STATED PROBLEM -
An exact copy of every record is needed.

··· GIVEN INFORMATION

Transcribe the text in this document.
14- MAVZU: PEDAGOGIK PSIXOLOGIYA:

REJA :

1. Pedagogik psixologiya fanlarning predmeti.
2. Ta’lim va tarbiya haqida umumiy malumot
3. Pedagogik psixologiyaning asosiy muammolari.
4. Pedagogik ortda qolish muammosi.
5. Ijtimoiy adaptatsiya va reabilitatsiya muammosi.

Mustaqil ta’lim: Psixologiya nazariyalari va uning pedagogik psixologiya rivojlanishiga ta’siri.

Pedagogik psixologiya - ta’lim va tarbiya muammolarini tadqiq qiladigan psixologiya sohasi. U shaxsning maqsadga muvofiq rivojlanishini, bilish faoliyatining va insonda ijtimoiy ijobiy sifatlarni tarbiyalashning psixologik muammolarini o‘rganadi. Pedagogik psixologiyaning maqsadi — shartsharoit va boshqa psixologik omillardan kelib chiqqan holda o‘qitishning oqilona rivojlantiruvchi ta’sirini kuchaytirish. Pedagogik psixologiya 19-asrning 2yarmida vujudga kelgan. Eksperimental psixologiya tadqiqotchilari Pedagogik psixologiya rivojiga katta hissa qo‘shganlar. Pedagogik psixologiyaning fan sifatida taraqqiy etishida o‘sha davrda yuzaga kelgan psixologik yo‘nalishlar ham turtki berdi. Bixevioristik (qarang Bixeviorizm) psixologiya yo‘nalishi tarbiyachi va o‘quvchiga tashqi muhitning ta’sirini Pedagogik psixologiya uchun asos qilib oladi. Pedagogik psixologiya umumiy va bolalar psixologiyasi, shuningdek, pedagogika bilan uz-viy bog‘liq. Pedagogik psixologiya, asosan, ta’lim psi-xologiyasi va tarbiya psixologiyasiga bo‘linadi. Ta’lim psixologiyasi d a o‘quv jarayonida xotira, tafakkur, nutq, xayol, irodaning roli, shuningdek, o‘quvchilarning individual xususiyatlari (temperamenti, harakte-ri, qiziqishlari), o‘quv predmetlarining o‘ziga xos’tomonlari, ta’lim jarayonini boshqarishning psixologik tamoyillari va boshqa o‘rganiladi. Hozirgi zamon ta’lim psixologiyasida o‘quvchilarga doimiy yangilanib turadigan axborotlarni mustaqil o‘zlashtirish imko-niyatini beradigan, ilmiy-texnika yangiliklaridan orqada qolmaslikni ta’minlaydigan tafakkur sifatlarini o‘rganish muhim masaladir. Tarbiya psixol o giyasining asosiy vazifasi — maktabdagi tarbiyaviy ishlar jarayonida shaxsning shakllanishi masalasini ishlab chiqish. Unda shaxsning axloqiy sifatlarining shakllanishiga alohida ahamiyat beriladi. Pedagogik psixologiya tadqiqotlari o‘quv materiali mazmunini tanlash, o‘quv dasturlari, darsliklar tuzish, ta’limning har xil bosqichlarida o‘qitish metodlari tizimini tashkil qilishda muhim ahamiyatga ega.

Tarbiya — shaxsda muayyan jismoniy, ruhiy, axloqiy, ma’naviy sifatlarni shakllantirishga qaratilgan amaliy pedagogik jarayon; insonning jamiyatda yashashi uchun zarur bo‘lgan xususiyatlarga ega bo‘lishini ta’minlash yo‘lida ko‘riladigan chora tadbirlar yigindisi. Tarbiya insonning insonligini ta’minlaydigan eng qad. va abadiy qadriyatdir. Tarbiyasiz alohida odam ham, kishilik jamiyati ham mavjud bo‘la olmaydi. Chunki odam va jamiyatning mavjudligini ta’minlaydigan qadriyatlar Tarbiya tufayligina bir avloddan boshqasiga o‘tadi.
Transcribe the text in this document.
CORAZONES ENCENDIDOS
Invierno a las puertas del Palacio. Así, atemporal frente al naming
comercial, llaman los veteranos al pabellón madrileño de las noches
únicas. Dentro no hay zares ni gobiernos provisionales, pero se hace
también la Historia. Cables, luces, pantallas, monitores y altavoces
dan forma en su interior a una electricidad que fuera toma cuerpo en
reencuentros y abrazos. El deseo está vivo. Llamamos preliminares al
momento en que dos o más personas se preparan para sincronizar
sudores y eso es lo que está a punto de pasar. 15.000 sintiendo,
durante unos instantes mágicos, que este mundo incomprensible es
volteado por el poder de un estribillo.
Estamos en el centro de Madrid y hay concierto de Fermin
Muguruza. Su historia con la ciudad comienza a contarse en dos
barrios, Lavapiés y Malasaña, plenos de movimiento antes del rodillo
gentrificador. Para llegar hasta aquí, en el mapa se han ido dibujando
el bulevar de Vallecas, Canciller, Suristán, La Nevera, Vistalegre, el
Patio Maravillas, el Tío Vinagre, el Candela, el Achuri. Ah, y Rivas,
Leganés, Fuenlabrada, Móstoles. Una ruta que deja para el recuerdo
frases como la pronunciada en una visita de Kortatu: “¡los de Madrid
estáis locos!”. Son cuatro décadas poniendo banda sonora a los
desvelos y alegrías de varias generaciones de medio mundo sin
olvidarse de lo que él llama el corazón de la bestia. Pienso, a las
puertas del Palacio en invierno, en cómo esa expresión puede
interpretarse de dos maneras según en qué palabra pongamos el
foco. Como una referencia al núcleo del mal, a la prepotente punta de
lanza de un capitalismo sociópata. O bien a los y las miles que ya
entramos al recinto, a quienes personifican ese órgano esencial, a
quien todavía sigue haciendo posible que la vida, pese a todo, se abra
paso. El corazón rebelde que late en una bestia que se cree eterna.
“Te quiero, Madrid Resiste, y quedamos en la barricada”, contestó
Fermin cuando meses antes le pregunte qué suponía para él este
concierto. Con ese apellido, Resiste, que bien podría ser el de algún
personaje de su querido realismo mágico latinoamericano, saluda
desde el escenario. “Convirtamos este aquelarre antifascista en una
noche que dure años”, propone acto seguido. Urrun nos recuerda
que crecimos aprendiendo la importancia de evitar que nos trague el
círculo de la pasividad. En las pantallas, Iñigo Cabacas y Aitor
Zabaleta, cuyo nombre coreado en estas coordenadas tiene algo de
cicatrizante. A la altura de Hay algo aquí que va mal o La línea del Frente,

······

WRITTEN SOLUTION -
Transcribe the text in this document.
14- MAVZU: PEDAGOGIK PSIXOLOGIYA:

REJA :

1. Pedagogik psixologiya fanlarning predmeti.
2. Ta’lim va tarbiya haqida umumiy malumot
3. Pedagogik psixologiyaning asosiy muammolari.
4. Pedagogik ortda qolish muammosi.
5. Ijtimoiy adaptatsiya va reabilitatsiya muammosi.

Mustaqil ta’lim: Psixologiya nazariyalari va uning pedagogik psixologiya rivojlanishiga ta’siri.

Pedagogik psixologiya - ta’lim va tarbiya muammolarini tadqiq qiladigan psixologiya sohasi. U shaxsning maqsadga muvofiq rivojlanishini, bilish faoliyatining va insonda ijtimoiy ijobiy sifatlarni tarbiyalashning psixologik muammolarini o‘rganadi. Pedagogik psixologiyaning maqsadi — shartsharoit va boshqa psixologik omillardan kelib chiqqan holda o‘qitishning oqilona rivojlantiruvchi ta’sirini kuchaytirish. Pedagogik psixologiya 19-asrning 2yarmida vujudga kelgan. Eksperimental psixologiya tadqiqotchilari Pedagogik psixologiya rivojiga katta hissa qo‘shganlar. Pedagogik psixologiyaning fan sifatida taraqqiy etishida o‘sha davrda yuzaga kelgan psixologik yo‘nalishlar ham turtki berdi. Bixevioristik (qarang Bixeviorizm) psixologiya yo‘nalishi tarbiyachi va o‘quvchiga tashqi muhitning ta’sirini Pedagogik psixologiya uchun asos qilib oladi. Pedagogik psixologiya umumiy va bolalar psixologiyasi, shuningdek, pedagogika bilan uz-viy bog‘liq. Pedagogik psixologiya, asosan, ta’lim psi-xologiyasi va tarbiya psixologiyasiga bo‘linadi. Ta’lim psixologiyasi d a o‘quv jarayonida xotira, tafakkur, nutq, xayol, irodaning roli, shuningdek, o‘quvchilarning individual xususiyatlari (temperamenti, harakte-ri, qiziqishlari), o‘quv predmetlarining o‘ziga xos’tomonlari, ta’lim jarayonini boshqarishning psixologik tamoyillari va boshqa o‘rganiladi. Hozirgi zamon ta’lim psixologiyasida o‘quvchilarga doimiy yangilanib turadigan axborotlarni mustaqil o‘zlashtirish imko-niyatini beradigan, ilmiy-texnika yangiliklaridan orqada qolmaslikni ta’minlaydigan tafakkur sifatlarini o‘rganish muhim masaladir. Tarbiya psixol o giyasining asosiy vazifasi — maktabdagi tarbiyaviy ishlar jarayonida shaxsning shakllanishi masalasini ishlab chiqish. Unda shaxsning axloqiy sifatlarining shakllanishiga alohida ahamiyat beriladi. Pedagogik psixologiya tadqiqotlari o‘quv materiali mazmunini tanlash, o‘quv dasturlari, darsliklar tuzish, ta’limning har xil bosqichlarida o‘qitish metodlari tizimini tashkil qilishda muhim ahamiyatga ega.

Tarbiya — shaxsda muayyan jismoniy, ruhiy, axloqiy, ma’naviy sifatlarni shakllantirishga qaratilgan amaliy pedagogik jarayon; insonning jamiyatda yashashi uchun zarur bo‘lgan xususiyatlarga ega bo‘lishini ta’minlash yo‘lida ko‘riladigan chora tadbirlar yigindisi. Tarbiya insonning insonligini ta’minlaydigan eng qad. va abadiy qadriyatdir. Tarbiyasiz alohida odam ham, kishilik jamiyati ham mavjud bo‘la olmaydi. Chunki odam va jamiyatning mavjudligini ta’minlaydigan qadriyatlar Tarbiya tufayligina bir avloddan boshqasiga o‘tadi.
Transcribe the text in this document.
CORAZONES ENCENDIDOS
Invierno a las puertas del Palacio. Así, atemporal frente al naming
comercial, llaman los veteranos al pabellón madrileño de las noches
únicas. Dentro no hay zares ni gobiernos provisionales, pero se hace
también la Historia. Cables, luces, pantallas, monitores y altavoces
dan forma en su interior a una electricidad que fuera toma cuerpo en
reencuentros y abrazos. El deseo está vivo. Llamamos preliminares al
momento en que dos o más personas se preparan para sincronizar
sudores y eso es lo que está a punto de pasar. 15.000 sintiendo,
durante unos instantes mágicos, que este mundo incomprensible es
volteado por el poder de un estribillo.
Estamos en el centro de Madrid y hay concierto de Fermin
Muguruza. Su historia con la ciudad comienza a contarse en dos
barrios, Lavapiés y Malasaña, plenos de movimiento antes del rodillo
gentrificador. Para llegar hasta aquí, en el mapa se han ido dibujando
el bulevar de Vallecas, Canciller, Suristán, La Nevera, Vistalegre, el
Patio Maravillas, el Tío Vinagre, el Candela, el Achuri. Ah, y Rivas,
Leganés, Fuenlabrada, Móstoles. Una ruta que deja para el recuerdo
frases como la pronunciada en una visita de Kortatu: “¡los de Madrid
estáis locos!”. Son cuatro décadas poniendo banda sonora a los
desvelos y alegrías de varias generaciones de medio mundo sin
olvidarse de lo que él llama el corazón de la bestia. Pienso, a las
puertas del Palacio en invierno, en cómo esa expresión puede
interpretarse de dos maneras según en qué palabra pongamos el
foco. Como una referencia al núcleo del mal, a la prepotente punta de
lanza de un capitalismo sociópata. O bien a los y las miles que ya
entramos al recinto, a quienes personifican ese órgano esencial, a
quien todavía sigue haciendo posible que la vida, pese a todo, se abra
paso. El corazón rebelde que late en una bestia que se cree eterna.
“Te quiero, Madrid Resiste, y quedamos en la barricada”, contestó
Fermin cuando meses antes le pregunte qué suponía para él este
concierto. Con ese apellido, Resiste, que bien podría ser el de algún
personaje de su querido realismo mágico latinoamericano, saluda
desde el escenario. “Convirtamos este aquelarre antifascista en una
noche que dure años”, propone acto seguido. Urrun nos recuerda
que crecimos aprendiendo la importancia de evitar que nos trague el
círculo de la pasividad. En las pantallas, Iñigo Cabacas y Aitor
Zabaleta, cuyo nombre coreado en estas coordenadas tiene algo de
cicatrizante. A la altura de Hay algo aquí que va mal o La línea del Frente,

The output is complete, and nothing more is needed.